▸ Stated task
Every line of the material below should be repeated exactly.

▸ Data excerpts
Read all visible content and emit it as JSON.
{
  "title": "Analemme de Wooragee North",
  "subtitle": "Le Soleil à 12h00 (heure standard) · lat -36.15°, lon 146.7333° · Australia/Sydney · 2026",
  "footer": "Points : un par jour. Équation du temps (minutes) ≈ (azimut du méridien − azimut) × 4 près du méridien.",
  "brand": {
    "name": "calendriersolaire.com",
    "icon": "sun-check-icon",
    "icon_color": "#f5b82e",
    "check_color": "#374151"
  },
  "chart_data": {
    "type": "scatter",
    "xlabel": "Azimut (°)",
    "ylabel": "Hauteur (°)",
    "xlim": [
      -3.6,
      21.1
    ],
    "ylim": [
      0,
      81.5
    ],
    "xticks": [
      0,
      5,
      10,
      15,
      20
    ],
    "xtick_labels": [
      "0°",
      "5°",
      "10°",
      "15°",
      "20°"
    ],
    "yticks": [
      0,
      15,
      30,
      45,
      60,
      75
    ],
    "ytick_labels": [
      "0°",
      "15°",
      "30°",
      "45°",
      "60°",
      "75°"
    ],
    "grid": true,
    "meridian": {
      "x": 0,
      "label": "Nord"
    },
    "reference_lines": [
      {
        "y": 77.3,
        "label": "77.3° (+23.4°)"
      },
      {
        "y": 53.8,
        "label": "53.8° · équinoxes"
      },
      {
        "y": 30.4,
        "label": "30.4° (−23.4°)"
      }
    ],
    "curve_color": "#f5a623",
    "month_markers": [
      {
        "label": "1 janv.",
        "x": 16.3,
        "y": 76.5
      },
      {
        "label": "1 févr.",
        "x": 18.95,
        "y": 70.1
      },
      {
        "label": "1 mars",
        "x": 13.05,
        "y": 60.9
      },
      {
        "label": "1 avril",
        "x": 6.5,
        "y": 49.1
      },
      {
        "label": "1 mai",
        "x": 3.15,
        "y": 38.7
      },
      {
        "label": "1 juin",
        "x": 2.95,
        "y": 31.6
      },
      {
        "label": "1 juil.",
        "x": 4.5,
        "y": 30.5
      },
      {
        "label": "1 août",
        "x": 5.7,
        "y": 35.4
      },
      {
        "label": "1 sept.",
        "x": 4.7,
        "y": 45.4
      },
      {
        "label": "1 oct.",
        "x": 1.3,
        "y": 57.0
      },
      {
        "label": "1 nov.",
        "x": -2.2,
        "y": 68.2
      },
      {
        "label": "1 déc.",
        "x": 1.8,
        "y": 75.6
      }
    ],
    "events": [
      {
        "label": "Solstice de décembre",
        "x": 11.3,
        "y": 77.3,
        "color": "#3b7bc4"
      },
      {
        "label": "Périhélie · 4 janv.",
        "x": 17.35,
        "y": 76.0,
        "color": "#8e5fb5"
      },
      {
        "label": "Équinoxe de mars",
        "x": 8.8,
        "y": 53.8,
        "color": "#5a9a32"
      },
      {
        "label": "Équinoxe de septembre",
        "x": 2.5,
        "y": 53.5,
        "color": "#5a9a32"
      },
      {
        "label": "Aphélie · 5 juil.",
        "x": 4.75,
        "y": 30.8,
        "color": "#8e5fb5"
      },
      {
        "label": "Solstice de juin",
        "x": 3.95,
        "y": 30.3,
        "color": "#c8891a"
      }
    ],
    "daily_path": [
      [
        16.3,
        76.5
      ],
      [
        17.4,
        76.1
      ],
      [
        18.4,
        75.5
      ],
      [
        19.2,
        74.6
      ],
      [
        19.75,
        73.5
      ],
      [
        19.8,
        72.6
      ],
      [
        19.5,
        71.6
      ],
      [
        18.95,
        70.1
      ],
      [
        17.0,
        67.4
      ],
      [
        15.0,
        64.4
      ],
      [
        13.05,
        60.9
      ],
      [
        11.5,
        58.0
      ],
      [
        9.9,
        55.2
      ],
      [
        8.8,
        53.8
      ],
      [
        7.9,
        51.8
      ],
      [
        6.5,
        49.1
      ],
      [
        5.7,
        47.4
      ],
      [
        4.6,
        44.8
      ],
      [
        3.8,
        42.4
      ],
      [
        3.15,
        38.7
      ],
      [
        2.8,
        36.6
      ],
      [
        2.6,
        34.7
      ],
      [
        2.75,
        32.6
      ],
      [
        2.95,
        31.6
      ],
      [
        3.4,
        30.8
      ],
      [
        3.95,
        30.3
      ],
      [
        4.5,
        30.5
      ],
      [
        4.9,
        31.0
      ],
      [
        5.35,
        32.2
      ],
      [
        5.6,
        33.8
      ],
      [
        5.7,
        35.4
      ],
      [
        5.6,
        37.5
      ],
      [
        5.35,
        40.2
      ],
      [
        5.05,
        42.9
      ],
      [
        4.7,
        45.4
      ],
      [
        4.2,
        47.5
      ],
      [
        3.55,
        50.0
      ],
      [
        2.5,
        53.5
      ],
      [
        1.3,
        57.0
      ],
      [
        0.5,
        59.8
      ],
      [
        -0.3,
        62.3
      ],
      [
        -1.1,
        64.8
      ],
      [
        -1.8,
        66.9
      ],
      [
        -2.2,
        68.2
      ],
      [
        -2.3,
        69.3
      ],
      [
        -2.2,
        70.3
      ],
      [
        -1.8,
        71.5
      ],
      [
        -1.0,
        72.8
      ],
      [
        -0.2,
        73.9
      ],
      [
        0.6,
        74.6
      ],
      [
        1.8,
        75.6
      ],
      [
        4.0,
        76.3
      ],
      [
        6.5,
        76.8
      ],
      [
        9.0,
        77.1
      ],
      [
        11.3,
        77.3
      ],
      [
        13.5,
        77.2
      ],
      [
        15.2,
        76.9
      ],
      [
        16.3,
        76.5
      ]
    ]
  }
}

▸ Answer for this exercise
Read all visible content and emit it as JSON.
{
  "title": "Analemme de Wooragee North",
  "subtitle": "Le Soleil à 12h00 (heure standard) · lat -36.15°, lon 146.7333° · Australia/Sydney · 2026",
  "footer": "Points : un par jour. Équation du temps (minutes) ≈ (azimut du méridien − azimut) × 4 près du méridien.",
  "brand": {
    "name": "calendriersolaire.com",
    "icon": "sun-check-icon",
    "icon_color": "#f5b82e",
    "check_color": "#374151"
  },
  "chart_data": {
    "type": "scatter",
    "xlabel": "Azimut (°)",
    "ylabel": "Hauteur (°)",
    "xlim": [
      -3.6,
      21.1
    ],
    "ylim": [
      0,
      81.5
    ],
    "xticks": [
      0,
      5,
      10,
      15,
      20
    ],
    "xtick_labels": [
      "0°",
      "5°",
      "10°",
      "15°",
      "20°"
    ],
    "yticks": [
      0,
      15,
      30,
      45,
      60,
      75
    ],
    "ytick_labels": [
      "0°",
      "15°",
      "30°",
      "45°",
      "60°",
      "75°"
    ],
    "grid": true,
    "meridian": {
      "x": 0,
      "label": "Nord"
    },
    "reference_lines": [
      {
        "y": 77.3,
        "label": "77.3° (+23.4°)"
      },
      {
        "y": 53.8,
        "label": "53.8° · équinoxes"
      },
      {
        "y": 30.4,
        "label": "30.4° (−23.4°)"
      }
    ],
    "curve_color": "#f5a623",
    "month_markers": [
      {
        "label": "1 janv.",
        "x": 16.3,
        "y": 76.5
      },
      {
        "label": "1 févr.",
        "x": 18.95,
        "y": 70.1
      },
      {
        "label": "1 mars",
        "x": 13.05,
        "y": 60.9
      },
      {
        "label": "1 avril",
        "x": 6.5,
        "y": 49.1
      },
      {
        "label": "1 mai",
        "x": 3.15,
        "y": 38.7
      },
      {
        "label": "1 juin",
        "x": 2.95,
        "y": 31.6
      },
      {
        "label": "1 juil.",
        "x": 4.5,
        "y": 30.5
      },
      {
        "label": "1 août",
        "x": 5.7,
        "y": 35.4
      },
      {
        "label": "1 sept.",
        "x": 4.7,
        "y": 45.4
      },
      {
        "label": "1 oct.",
        "x": 1.3,
        "y": 57.0
      },
      {
        "label": "1 nov.",
        "x": -2.2,
        "y": 68.2
      },
      {
        "label": "1 déc.",
        "x": 1.8,
        "y": 75.6
      }
    ],
    "events": [
      {
        "label": "Solstice de décembre",
        "x": 11.3,
        "y": 77.3,
        "color": "#3b7bc4"
      },
      {
        "label": "Périhélie · 4 janv.",
        "x": 17.35,
        "y": 76.0,
        "color": "#8e5fb5"
      },
      {
        "label": "Équinoxe de mars",
        "x": 8.8,
        "y": 53.8,
        "color": "#5a9a32"
      },
      {
        "label": "Équinoxe de septembre",
        "x": 2.5,
        "y": 53.5,
        "color": "#5a9a32"
      },
      {
        "label": "Aphélie · 5 juil.",
        "x": 4.75,
        "y": 30.8,
        "color": "#8e5fb5"
      },
      {
        "label": "Solstice de juin",
        "x": 3.95,
        "y": 30.3,
        "color": "#c8891a"
      }
    ],
    "daily_path": [
      [
        16.3,
        76.5
      ],
      [
        17.4,
        76.1
      ],
      [
        18.4,
        75.5
      ],
      [
        19.2,
        74.6
      ],
      [
        19.75,
        73.5
      ],
      [
        19.8,
        72.6
      ],
      [
        19.5,
        71.6
      ],
      [
        18.95,
        70.1
      ],
      [
        17.0,
        67.4
      ],
      [
        15.0,
        64.4
      ],
      [
        13.05,
        60.9
      ],
      [
        11.5,
        58.0
      ],
      [
        9.9,
        55.2
      ],
      [
        8.8,
        53.8
      ],
      [
        7.9,
        51.8
      ],
      [
        6.5,
        49.1
      ],
      [
        5.7,
        47.4
      ],
      [
        4.6,
        44.8
      ],
      [
        3.8,
        42.4
      ],
      [
        3.15,
        38.7
      ],
      [
        2.8,
        36.6
      ],
      [
        2.6,
        34.7
      ],
      [
        2.75,
        32.6
      ],
      [
        2.95,
        31.6
      ],
      [
        3.4,
        30.8
      ],
      [
        3.95,
        30.3
      ],
      [
        4.5,
        30.5
      ],
      [
        4.9,
        31.0
      ],
      [
        5.35,
        32.2
      ],
      [
        5.6,
        33.8
      ],
      [
        5.7,
        35.4
      ],
      [
        5.6,
        37.5
      ],
      [
        5.35,
        40.2
      ],
      [
        5.05,
        42.9
      ],
      [
        4.7,
        45.4
      ],
      [
        4.2,
        47.5
      ],
      [
        3.55,
        50.0
      ],
      [
        2.5,
        53.5
      ],
      [
        1.3,
        57.0
      ],
      [
        0.5,
        59.8
      ],
      [
        -0.3,
        62.3
      ],
      [
        -1.1,
        64.8
      ],
      [
        -1.8,
        66.9
      ],
      [
        -2.2,
        68.2
      ],
      [
        -2.3,
        69.3
      ],
      [
        -2.2,
        70.3
      ],
      [
        -1.8,
        71.5
      ],
      [
        -1.0,
        72.8
      ],
      [
        -0.2,
        73.9
      ],
      [
        0.6,
        74.6
      ],
      [
        1.8,
        75.6
      ],
      [
        4.0,
        76.3
      ],
      [
        6.5,
        76.8
      ],
      [
        9.0,
        77.1
      ],
      [
        11.3,
        77.3
      ],
      [
        13.5,
        77.2
      ],
      [
        15.2,
        76.9
      ],
      [
        16.3,
        76.5
      ]
    ]
  }
}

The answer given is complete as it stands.